--- START OF Available data ---
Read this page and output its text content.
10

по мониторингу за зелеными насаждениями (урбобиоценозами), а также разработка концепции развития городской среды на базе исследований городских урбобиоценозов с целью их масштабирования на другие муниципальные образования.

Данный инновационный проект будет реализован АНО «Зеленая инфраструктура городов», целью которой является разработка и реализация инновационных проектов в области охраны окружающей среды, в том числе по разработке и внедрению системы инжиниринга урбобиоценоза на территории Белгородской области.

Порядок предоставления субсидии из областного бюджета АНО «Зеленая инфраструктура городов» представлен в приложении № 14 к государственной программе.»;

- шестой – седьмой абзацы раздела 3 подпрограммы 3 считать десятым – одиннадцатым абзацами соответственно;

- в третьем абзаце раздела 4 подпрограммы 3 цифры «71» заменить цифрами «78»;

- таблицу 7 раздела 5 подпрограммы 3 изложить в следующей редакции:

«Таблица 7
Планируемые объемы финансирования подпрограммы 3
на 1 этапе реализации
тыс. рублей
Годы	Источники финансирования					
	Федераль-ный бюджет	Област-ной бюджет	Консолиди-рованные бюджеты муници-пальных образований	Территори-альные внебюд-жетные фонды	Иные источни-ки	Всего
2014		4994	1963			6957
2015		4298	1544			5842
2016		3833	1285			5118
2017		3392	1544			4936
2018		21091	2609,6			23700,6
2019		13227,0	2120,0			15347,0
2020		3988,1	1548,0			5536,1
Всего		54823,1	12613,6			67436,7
--- END OF Available data ---
Instructions for the task:
Copy out every line of the data above, exactly as given.

Response to this exercise:
Read this page and output its text content.
10

по мониторингу за зелеными насаждениями (урбобиоценозами), а также разработка концепции развития городской среды на базе исследований городских урбобиоценозов с целью их масштабирования на другие муниципальные образования.

Данный инновационный проект будет реализован АНО «Зеленая инфраструктура городов», целью которой является разработка и реализация инновационных проектов в области охраны окружающей среды, в том числе по разработке и внедрению системы инжиниринга урбобиоценоза на территории Белгородской области.

Порядок предоставления субсидии из областного бюджета АНО «Зеленая инфраструктура городов» представлен в приложении № 14 к государственной программе.»;

- шестой – седьмой абзацы раздела 3 подпрограммы 3 считать десятым – одиннадцатым абзацами соответственно;

- в третьем абзаце раздела 4 подпрограммы 3 цифры «71» заменить цифрами «78»;

- таблицу 7 раздела 5 подпрограммы 3 изложить в следующей редакции:

«Таблица 7
Планируемые объемы финансирования подпрограммы 3
на 1 этапе реализации
тыс. рублей
Годы	Источники финансирования					
	Федераль-ный бюджет	Област-ной бюджет	Консолиди-рованные бюджеты муници-пальных образований	Территори-альные внебюд-жетные фонды	Иные источни-ки	Всего
2014		4994	1963			6957
2015		4298	1544			5842
2016		3833	1285			5118
2017		3392	1544			4936
2018		21091	2609,6			23700,6
2019		13227,0	2120,0			15347,0
2020		3988,1	1548,0			5536,1
Всего		54823,1	12613,6			67436,7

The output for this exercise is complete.